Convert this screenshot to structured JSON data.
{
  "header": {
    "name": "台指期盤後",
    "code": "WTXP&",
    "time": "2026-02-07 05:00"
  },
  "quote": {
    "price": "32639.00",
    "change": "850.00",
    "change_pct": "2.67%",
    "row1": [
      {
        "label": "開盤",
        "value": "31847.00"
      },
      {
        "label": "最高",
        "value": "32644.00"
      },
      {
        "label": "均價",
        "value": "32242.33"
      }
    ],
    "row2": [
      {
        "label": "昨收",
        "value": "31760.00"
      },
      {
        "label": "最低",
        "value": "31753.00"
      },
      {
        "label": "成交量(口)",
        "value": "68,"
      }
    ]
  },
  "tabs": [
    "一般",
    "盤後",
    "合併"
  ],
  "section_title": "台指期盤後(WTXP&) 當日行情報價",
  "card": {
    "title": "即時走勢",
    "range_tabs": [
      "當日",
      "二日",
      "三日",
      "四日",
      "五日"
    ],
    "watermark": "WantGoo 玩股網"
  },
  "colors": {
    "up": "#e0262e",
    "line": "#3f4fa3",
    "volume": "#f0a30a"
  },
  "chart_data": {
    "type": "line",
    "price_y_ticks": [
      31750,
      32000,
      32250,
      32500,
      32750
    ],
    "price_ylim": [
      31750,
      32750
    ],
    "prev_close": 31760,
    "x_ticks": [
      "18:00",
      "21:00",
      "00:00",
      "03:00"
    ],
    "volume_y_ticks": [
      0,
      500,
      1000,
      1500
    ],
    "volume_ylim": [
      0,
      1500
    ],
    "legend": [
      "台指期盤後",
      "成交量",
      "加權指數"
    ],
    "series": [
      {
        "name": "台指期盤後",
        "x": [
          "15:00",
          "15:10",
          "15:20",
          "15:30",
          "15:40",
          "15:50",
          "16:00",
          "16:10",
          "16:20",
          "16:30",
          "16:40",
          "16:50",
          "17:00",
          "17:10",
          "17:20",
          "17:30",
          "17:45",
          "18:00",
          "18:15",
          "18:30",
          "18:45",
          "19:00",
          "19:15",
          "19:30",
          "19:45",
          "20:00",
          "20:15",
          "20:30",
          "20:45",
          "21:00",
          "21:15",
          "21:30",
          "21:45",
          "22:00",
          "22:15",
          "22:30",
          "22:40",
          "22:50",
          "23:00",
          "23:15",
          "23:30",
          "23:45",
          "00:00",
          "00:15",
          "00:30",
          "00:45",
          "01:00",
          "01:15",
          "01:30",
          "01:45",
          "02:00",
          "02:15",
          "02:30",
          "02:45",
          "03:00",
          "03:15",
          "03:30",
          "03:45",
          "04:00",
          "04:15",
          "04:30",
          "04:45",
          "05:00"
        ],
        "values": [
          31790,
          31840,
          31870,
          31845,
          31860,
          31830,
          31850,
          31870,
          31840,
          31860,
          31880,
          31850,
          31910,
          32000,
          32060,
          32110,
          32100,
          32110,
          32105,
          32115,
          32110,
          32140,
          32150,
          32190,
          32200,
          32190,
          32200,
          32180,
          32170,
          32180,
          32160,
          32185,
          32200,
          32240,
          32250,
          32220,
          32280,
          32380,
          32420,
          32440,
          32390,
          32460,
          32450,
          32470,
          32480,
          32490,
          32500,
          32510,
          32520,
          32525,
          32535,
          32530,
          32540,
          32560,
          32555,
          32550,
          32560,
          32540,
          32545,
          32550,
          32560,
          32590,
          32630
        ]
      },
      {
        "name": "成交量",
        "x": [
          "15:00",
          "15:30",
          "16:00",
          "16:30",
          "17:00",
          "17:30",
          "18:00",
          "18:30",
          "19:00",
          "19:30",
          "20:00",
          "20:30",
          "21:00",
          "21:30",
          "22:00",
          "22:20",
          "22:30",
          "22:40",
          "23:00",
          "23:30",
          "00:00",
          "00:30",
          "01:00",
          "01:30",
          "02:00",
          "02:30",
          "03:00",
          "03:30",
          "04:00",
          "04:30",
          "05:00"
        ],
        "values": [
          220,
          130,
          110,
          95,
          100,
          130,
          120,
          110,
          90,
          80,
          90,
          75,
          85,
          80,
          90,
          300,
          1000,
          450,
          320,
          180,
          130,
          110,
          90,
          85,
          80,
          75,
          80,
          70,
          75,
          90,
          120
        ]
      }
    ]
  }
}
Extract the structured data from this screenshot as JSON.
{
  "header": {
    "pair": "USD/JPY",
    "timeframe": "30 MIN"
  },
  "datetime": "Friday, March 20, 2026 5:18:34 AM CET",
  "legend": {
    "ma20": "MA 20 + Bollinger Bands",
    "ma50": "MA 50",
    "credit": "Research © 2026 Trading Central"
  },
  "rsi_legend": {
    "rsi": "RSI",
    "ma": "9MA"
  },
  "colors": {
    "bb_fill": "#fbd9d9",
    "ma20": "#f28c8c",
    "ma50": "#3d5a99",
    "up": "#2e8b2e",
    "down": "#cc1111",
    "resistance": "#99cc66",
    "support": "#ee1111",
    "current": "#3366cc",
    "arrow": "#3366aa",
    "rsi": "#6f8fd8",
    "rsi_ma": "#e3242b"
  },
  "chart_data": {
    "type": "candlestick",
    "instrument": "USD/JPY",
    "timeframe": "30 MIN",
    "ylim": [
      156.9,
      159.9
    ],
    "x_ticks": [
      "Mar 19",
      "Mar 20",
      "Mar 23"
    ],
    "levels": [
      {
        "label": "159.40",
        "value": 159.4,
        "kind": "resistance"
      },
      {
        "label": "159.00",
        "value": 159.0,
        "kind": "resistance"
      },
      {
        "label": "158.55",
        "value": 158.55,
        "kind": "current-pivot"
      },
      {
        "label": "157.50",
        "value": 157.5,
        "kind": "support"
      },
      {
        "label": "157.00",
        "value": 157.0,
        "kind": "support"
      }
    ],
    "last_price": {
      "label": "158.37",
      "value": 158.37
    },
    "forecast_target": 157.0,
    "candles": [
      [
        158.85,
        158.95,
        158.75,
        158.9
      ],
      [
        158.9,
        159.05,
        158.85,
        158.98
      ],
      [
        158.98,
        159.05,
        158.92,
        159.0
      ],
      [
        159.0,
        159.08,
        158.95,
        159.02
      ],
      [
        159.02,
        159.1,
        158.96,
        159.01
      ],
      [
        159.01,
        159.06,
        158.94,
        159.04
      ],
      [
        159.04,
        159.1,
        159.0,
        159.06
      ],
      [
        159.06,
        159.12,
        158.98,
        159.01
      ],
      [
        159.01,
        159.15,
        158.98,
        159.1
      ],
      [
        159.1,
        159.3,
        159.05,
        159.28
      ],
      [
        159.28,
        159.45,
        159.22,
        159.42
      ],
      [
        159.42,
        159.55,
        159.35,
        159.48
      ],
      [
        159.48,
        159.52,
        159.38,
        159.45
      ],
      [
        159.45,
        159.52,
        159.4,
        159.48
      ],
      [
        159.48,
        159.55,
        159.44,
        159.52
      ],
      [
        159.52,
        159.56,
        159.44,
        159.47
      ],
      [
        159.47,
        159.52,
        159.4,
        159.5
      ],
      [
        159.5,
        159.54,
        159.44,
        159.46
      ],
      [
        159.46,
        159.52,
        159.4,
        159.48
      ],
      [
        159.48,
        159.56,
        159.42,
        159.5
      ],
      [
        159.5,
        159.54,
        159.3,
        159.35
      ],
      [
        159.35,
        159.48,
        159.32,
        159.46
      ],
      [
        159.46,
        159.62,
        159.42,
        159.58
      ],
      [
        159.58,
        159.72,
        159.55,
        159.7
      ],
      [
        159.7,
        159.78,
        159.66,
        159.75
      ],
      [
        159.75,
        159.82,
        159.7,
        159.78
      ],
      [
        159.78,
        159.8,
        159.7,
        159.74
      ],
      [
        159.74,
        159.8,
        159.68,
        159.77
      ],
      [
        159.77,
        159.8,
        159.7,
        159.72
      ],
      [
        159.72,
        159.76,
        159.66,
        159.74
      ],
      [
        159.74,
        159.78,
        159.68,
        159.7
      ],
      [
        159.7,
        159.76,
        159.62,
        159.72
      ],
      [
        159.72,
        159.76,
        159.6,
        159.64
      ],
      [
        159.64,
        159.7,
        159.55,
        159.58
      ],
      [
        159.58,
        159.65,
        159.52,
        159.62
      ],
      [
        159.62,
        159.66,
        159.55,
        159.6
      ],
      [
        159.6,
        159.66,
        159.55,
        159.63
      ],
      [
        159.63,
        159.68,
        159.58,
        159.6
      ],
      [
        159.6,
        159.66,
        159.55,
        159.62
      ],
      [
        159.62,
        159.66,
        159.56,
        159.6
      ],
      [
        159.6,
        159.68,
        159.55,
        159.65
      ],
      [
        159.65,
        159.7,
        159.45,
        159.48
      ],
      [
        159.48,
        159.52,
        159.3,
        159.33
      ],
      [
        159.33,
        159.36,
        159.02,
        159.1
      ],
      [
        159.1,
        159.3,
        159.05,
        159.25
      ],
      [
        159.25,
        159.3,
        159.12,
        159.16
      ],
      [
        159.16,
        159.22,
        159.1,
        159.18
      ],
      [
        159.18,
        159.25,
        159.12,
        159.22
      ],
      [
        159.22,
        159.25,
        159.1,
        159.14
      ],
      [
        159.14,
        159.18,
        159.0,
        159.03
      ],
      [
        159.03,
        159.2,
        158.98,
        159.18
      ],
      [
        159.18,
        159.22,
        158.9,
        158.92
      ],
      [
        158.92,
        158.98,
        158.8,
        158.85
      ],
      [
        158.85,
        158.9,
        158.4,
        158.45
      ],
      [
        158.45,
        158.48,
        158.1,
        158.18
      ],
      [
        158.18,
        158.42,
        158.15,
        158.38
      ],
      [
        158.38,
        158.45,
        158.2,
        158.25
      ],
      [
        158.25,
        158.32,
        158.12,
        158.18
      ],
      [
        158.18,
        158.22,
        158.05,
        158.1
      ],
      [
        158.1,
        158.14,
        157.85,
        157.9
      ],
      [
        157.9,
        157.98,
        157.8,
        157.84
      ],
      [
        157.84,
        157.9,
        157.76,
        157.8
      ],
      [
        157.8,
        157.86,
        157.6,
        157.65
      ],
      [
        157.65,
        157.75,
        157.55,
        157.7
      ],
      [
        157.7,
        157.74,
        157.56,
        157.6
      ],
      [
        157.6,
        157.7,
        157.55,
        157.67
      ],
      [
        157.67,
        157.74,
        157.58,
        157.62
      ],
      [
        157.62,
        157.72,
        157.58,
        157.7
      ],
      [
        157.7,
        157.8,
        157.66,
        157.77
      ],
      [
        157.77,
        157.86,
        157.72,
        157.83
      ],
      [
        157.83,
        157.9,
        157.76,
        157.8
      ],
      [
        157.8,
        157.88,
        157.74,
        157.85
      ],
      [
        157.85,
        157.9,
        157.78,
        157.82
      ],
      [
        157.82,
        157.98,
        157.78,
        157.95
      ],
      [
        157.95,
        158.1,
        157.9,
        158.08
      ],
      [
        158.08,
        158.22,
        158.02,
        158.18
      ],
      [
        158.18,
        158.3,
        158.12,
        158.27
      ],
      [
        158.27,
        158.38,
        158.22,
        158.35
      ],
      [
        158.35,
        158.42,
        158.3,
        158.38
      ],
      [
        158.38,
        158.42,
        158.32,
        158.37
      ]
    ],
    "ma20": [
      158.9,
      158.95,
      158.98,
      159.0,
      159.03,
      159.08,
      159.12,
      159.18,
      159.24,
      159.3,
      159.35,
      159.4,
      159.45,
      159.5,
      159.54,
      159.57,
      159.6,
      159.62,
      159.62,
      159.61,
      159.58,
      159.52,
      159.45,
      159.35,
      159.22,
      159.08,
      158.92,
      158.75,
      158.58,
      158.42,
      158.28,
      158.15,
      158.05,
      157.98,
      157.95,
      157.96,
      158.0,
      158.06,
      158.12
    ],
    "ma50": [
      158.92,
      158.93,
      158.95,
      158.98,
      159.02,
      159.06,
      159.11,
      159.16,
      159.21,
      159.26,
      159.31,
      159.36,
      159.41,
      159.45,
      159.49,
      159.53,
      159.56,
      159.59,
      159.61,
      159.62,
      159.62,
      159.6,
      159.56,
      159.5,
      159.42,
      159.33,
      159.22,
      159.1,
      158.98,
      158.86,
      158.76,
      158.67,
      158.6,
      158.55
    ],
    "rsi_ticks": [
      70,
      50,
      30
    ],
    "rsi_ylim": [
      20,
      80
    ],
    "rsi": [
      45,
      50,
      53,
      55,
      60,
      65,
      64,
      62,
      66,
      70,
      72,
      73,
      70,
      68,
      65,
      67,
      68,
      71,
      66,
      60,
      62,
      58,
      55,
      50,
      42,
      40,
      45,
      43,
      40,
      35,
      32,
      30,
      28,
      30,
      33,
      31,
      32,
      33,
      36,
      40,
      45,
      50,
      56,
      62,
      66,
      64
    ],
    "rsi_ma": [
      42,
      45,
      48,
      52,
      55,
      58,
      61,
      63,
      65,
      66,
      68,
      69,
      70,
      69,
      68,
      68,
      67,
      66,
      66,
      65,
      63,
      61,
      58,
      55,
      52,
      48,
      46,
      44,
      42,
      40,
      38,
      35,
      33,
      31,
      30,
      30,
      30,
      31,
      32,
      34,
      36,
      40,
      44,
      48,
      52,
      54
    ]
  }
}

▶ Stated goal
In the entries above, identify each line that includes the string "structured", then copy it.

▶ Output of the task
Convert this screenshot to structured JSON data.
Extract the structured data from this screenshot as JSON.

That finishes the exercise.